Goal >> All the data should come back exactly as it was given.

[Saved data entries]
— begin —
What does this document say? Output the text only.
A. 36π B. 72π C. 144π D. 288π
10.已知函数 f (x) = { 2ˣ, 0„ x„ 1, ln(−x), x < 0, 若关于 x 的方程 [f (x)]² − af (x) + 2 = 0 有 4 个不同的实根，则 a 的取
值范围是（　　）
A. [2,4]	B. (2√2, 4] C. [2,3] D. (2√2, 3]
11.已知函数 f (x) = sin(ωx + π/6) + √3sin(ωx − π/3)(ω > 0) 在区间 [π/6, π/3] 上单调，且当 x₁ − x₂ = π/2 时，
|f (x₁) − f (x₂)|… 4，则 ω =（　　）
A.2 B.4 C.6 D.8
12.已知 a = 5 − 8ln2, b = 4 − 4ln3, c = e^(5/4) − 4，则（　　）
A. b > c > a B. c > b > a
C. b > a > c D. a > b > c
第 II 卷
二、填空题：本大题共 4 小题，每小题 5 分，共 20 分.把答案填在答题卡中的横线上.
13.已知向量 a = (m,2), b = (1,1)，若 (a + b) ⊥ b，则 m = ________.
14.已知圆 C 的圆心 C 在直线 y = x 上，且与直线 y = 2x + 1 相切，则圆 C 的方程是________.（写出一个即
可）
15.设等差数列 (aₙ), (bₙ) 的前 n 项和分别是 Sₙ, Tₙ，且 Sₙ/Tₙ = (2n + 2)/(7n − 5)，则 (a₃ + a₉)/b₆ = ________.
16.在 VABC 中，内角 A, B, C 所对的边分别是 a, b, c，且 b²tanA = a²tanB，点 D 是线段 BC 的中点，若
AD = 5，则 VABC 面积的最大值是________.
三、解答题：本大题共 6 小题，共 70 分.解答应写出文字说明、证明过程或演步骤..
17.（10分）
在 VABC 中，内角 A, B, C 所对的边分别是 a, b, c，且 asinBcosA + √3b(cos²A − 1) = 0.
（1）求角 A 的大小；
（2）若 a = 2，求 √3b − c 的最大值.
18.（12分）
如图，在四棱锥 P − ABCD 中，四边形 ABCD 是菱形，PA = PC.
— end —
Worked answer >>
What does this document say? Output the text only.
A. 36π B. 72π C. 144π D. 288π
10.已知函数 f (x) = { 2ˣ, 0„ x„ 1, ln(−x), x < 0, 若关于 x 的方程 [f (x)]² − af (x) + 2 = 0 有 4 个不同的实根，则 a 的取
值范围是（　　）
A. [2,4]	B. (2√2, 4] C. [2,3] D. (2√2, 3]
11.已知函数 f (x) = sin(ωx + π/6) + √3sin(ωx − π/3)(ω > 0) 在区间 [π/6, π/3] 上单调，且当 x₁ − x₂ = π/2 时，
|f (x₁) − f (x₂)|… 4，则 ω =（　　）
A.2 B.4 C.6 D.8
12.已知 a = 5 − 8ln2, b = 4 − 4ln3, c = e^(5/4) − 4，则（　　）
A. b > c > a B. c > b > a
C. b > a > c D. a > b > c
第 II 卷
二、填空题：本大题共 4 小题，每小题 5 分，共 20 分.把答案填在答题卡中的横线上.
13.已知向量 a = (m,2), b = (1,1)，若 (a + b) ⊥ b，则 m = ________.
14.已知圆 C 的圆心 C 在直线 y = x 上，且与直线 y = 2x + 1 相切，则圆 C 的方程是________.（写出一个即
可）
15.设等差数列 (aₙ), (bₙ) 的前 n 项和分别是 Sₙ, Tₙ，且 Sₙ/Tₙ = (2n + 2)/(7n − 5)，则 (a₃ + a₉)/b₆ = ________.
16.在 VABC 中，内角 A, B, C 所对的边分别是 a, b, c，且 b²tanA = a²tanB，点 D 是线段 BC 的中点，若
AD = 5，则 VABC 面积的最大值是________.
三、解答题：本大题共 6 小题，共 70 分.解答应写出文字说明、证明过程或演步骤..
17.（10分）
在 VABC 中，内角 A, B, C 所对的边分别是 a, b, c，且 asinBcosA + √3b(cos²A − 1) = 0.
（1）求角 A 的大小；
（2）若 a = 2，求 √3b − c 的最大值.
18.（12分）
如图，在四棱锥 P − ABCD 中，四边形 ABCD 是菱形，PA = PC.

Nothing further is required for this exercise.